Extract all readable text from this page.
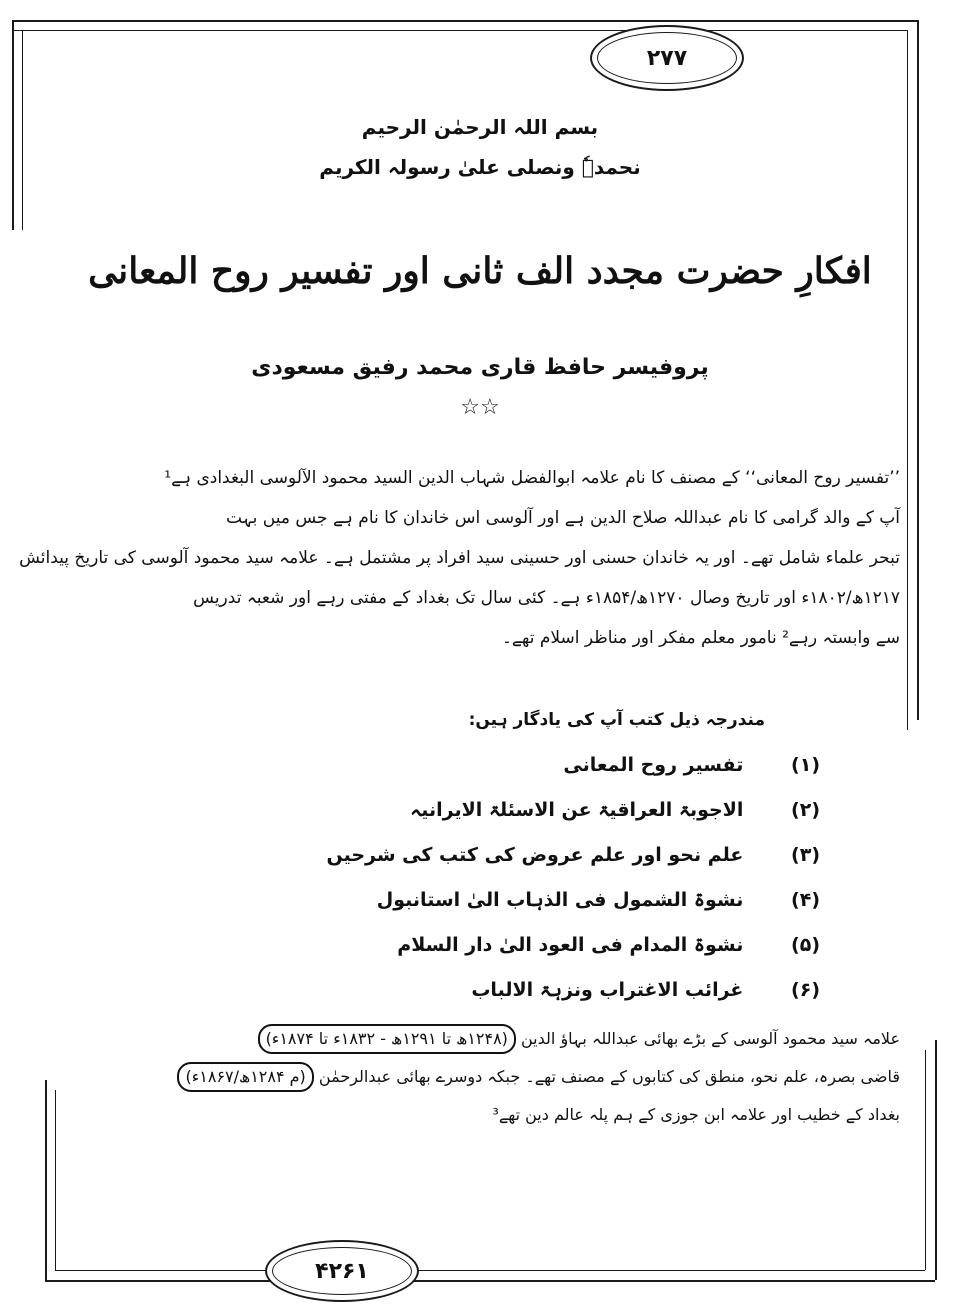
۲۷۷
۴۲۶۱
بسم اللہ الرحمٰن الرحیم
نحمدہٗ ونصلی علیٰ رسولہ الکریم
افکارِ حضرت مجدد الف ثانی اور تفسیر روح المعانی
پروفیسر حافظ قاری محمد رفیق مسعودی
☆☆
’’تفسیر روح المعانی‘‘ کے مصنف کا نام علامہ ابوالفضل شہاب الدین السید محمود الآلوسی البغدادی ہے¹
آپ کے والد گرامی کا نام عبداللہ صلاح الدین ہے اور آلوسی اس خاندان کا نام ہے جس میں بہت
تبحر علماء شامل تھے۔ اور یہ خاندان حسنی اور حسینی سید افراد پر مشتمل ہے۔ علامہ سید محمود آلوسی کی تاریخ پیدائش
۱۲۱۷ھ/۱۸۰۲ء اور تاریخ وصال ۱۲۷۰ھ/۱۸۵۴ء ہے۔ کئی سال تک بغداد کے مفتی رہے اور شعبہ تدریس
سے وابستہ رہے² نامور معلم مفکر اور مناظر اسلام تھے۔
مندرجہ ذیل کتب آپ کی یادگار ہیں:
(۱) تفسیر روح المعانی
(۲) الاجوبۃ العراقیۃ عن الاسئلۃ الایرانیہ
(۳) علم نحو اور علم عروض کی کتب کی شرحیں
(۴) نشوۃ الشمول فی الذہاب الیٰ استانبول
(۵) نشوۃ المدام فی العود الیٰ دار السلام
(۶) غرائب الاغتراب ونزہۃ الالباب
علامہ سید محمود آلوسی کے بڑے بھائی عبداللہ بہاؤ الدین (۱۲۴۸ھ تا ۱۲۹۱ھ - ۱۸۳۲ء تا ۱۸۷۴ء)
قاضی بصرہ، علم نحو، منطق کی کتابوں کے مصنف تھے۔ جبکہ دوسرے بھائی عبدالرحمٰن (م ۱۲۸۴ھ/۱۸۶۷ء)
بغداد کے خطیب اور علامہ ابن جوزی کے ہم پلہ عالم دین تھے³
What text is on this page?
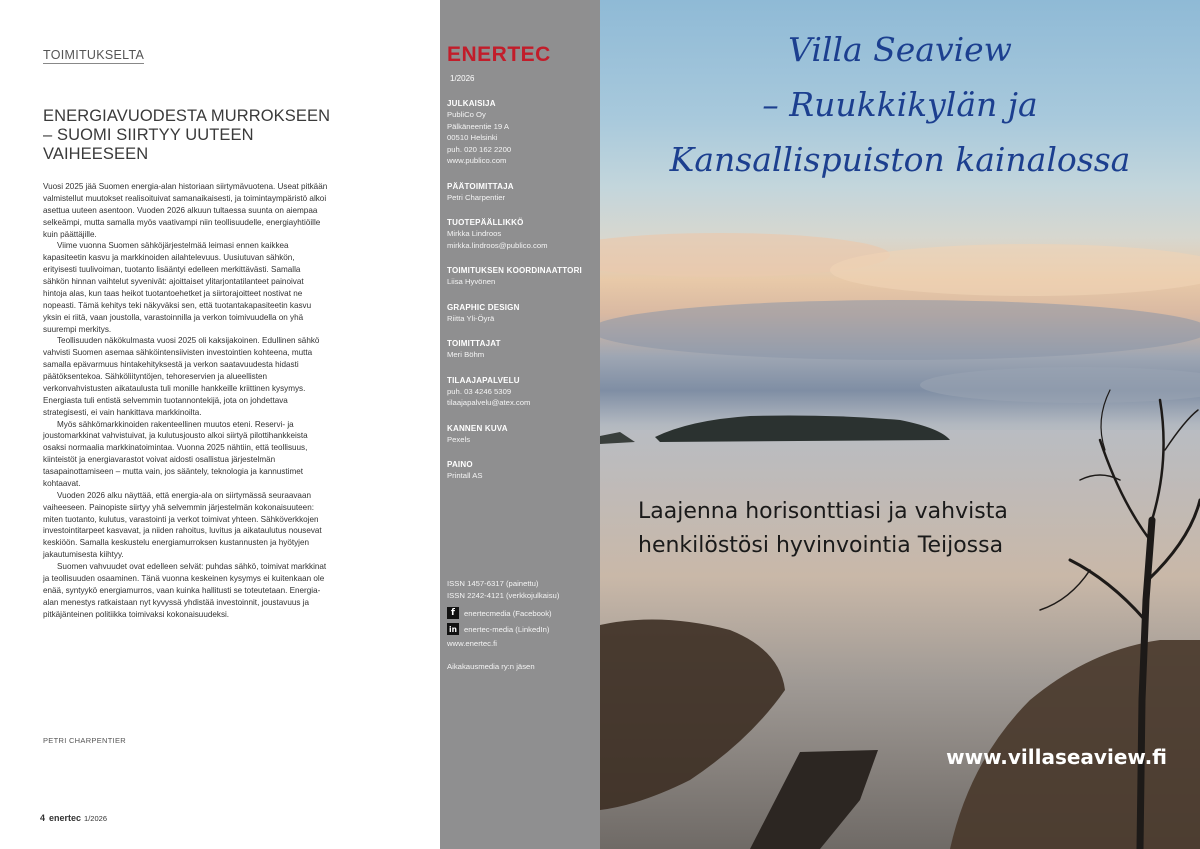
TOIMITUKSELTA
ENERGIAVUODESTA MURROKSEEN
– SUOMI SIIRTYY UUTEEN
VAIHEESEEN

Vuosi 2025 jää Suomen energia-alan historiaan siirtymävuotena. Useat pitkään valmistellut muutokset realisoituivat samanaikaisesti, ja toimintaympäristö alkoi asettua uuteen asentoon. Vuoden 2026 alkuun tultaessa suunta on aiempaa selkeämpi, mutta samalla myös vaativampi niin teollisuudelle, energiayhtiöille kuin päättäjille.

Viime vuonna Suomen sähköjärjestelmää leimasi ennen kaikkea kapasiteetin kasvu ja markkinoiden ailahtelevuus. Uusiutuvan sähkön, erityisesti tuulivoiman, tuotanto lisääntyi edelleen merkittävästi. Samalla sähkön hinnan vaihtelut syvenivät: ajoittaiset ylitarjontatilanteet painoivat hintoja alas, kun taas heikot tuotantoehetket ja siirtorajoitteet nostivat ne nopeasti. Tämä kehitys teki näkyväksi sen, että tuotantakapasiteetin kasvu yksin ei riitä, vaan joustolla, varastoinnilla ja verkon toimivuudella on yhä suurempi merkitys.

Teollisuuden näkökulmasta vuosi 2025 oli kaksijakoinen. Edullinen sähkö vahvisti Suomen asemaa sähköintensiivisten investointien kohteena, mutta samalla epävarmuus hintakehityksestä ja verkon saatavuudesta hidasti päätöksentekoa. Sähköliityntöjen, tehoreservien ja alueellisten verkonvahvistusten aikataulusta tuli monille hankkeille kriittinen kysymys. Energiasta tuli entistä selvemmin tuotannontekijä, jota on johdettava strategisesti, ei vain hankittava markkinoilta.

Myös sähkömarkkinoiden rakenteellinen muutos eteni. Reservi- ja joustomarkkinat vahvistuivat, ja kulutusjousto alkoi siirtyä pilottihankkeista osaksi normaalia markkinatoimintaa. Vuonna 2025 nähtiin, että teollisuus, kiinteistöt ja energiavarastot voivat aidosti osallistua järjestelmän tasapainottamiseen – mutta vain, jos sääntely, teknologia ja kannustimet kohtaavat.

Vuoden 2026 alku näyttää, että energia-ala on siirtymässä seuraavaan vaiheeseen. Painopiste siirtyy yhä selvemmin järjestelmän kokonaisuuteen: miten tuotanto, kulutus, varastointi ja verkot toimivat yhteen. Sähköverkkojen investointitarpeet kasvavat, ja niiden rahoitus, luvitus ja aikataulutus nousevat keskiöön. Samalla keskustelu energiamurroksen kustannusten ja hyötyjen jakautumisesta kiihtyy.

Suomen vahvuudet ovat edelleen selvät: puhdas sähkö, toimivat markkinat ja teollisuuden osaaminen. Tänä vuonna keskeinen kysymys ei kuitenkaan ole enää, syntyykö energiamurros, vaan kuinka hallitusti se toteutetaan. Energia-alan menestys ratkaistaan nyt kyvyssä yhdistää investoinnit, joustavuus ja pitkäjänteinen politiikka toimivaksi kokonaisuudeksi.

PETRI CHARPENTIER
4 enertec 1/2026
ENERTEC
1/2026
JULKAISIJA
PubliCo Oy
Pälkäneentie 19 A
00510 Helsinki
puh. 020 162 2200
www.publico.com
PÄÄTOIMITTAJA
Petri Charpentier
TUOTEPÄÄLLIKKÖ
Mirkka Lindroos
mirkka.lindroos@publico.com
TOIMITUKSEN KOORDINAATTORI
Liisa Hyvönen
GRAPHIC DESIGN
Riitta Yli-Öyrä
TOIMITTAJAT
Meri Böhm
TILAAJAPALVELU
puh. 03 4246 5309
tilaajapalvelu@atex.com
KANNEN KUVA
Pexels
PAINO
Printall AS
ISSN 1457-6317 (painettu)
ISSN 2242-4121 (verkkojulkaisu)
f	enertecmedia (Facebook)
in enertec-media (LinkedIn)
www.enertec.fi
Aikakausmedia ry:n jäsen
Villa Seaview
– Ruukkikylän ja
Kansallispuiston kainalossa
Laajenna horisonttiasi ja vahvista
henkilöstösi hyvinvointia Teijossa
www.villaseaview.fi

* * *

**Problem statement**
Say how many lines of the listing above contain "عبداللہ", with no other words.

**Problem solution**
2